Wherever the word "страница" appears in the entries, copy the whole line.

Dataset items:
------------------------------

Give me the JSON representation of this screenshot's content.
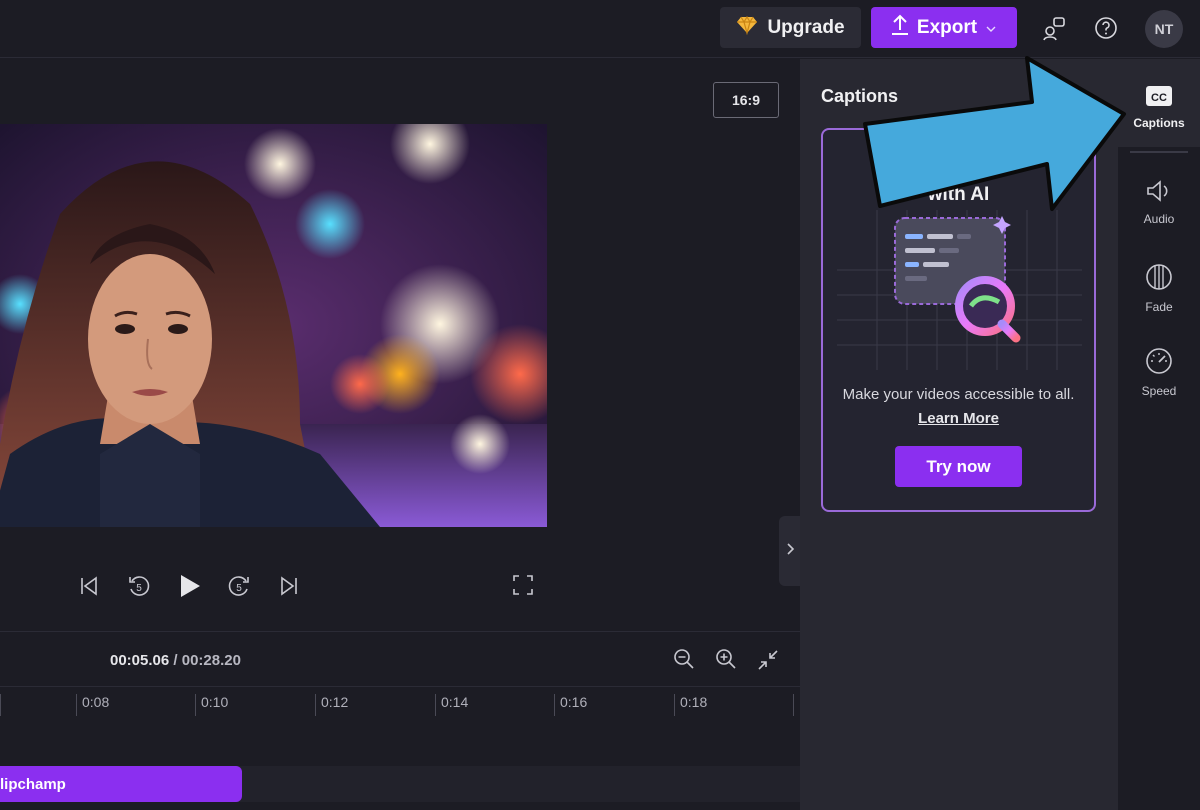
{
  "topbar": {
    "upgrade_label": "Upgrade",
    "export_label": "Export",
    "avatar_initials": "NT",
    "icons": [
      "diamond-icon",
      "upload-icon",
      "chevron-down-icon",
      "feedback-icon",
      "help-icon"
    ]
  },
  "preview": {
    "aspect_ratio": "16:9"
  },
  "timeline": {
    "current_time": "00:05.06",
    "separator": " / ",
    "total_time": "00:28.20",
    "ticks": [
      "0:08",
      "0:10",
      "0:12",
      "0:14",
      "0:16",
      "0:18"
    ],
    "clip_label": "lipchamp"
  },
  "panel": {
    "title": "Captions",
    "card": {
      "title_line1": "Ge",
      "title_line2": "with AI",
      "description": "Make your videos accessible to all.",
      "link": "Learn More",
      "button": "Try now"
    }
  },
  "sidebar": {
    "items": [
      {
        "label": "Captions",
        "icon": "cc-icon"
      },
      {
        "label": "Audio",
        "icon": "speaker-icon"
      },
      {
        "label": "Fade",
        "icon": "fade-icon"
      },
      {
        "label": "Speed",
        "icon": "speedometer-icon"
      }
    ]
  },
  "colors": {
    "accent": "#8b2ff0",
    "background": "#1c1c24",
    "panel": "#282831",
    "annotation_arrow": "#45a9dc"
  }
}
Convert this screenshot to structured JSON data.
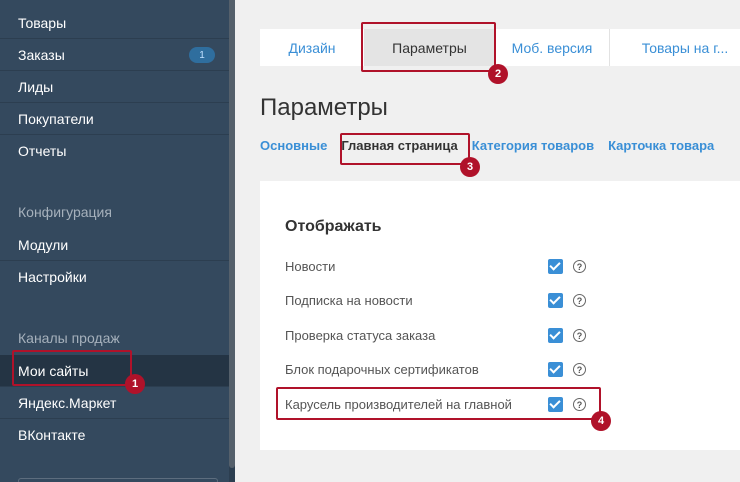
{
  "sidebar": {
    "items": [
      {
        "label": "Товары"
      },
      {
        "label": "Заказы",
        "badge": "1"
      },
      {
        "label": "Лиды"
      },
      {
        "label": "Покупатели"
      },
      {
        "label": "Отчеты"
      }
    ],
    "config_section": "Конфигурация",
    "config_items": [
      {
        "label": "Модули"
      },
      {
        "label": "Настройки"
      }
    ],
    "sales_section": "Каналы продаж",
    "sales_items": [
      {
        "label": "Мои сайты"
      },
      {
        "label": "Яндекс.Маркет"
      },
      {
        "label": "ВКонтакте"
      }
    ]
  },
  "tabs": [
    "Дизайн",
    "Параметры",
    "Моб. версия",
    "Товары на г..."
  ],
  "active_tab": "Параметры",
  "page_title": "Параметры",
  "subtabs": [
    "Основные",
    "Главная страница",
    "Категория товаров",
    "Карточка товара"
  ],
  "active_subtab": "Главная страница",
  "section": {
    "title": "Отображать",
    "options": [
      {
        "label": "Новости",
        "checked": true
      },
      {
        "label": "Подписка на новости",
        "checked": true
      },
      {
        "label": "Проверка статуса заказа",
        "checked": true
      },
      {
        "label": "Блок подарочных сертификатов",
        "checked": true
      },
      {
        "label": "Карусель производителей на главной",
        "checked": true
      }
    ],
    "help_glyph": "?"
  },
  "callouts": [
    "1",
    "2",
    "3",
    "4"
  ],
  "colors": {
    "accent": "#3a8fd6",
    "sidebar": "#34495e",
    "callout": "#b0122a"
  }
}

------------------------------

◆ Full output
    "Главная страница",
  "active_subtab": "Главная страница",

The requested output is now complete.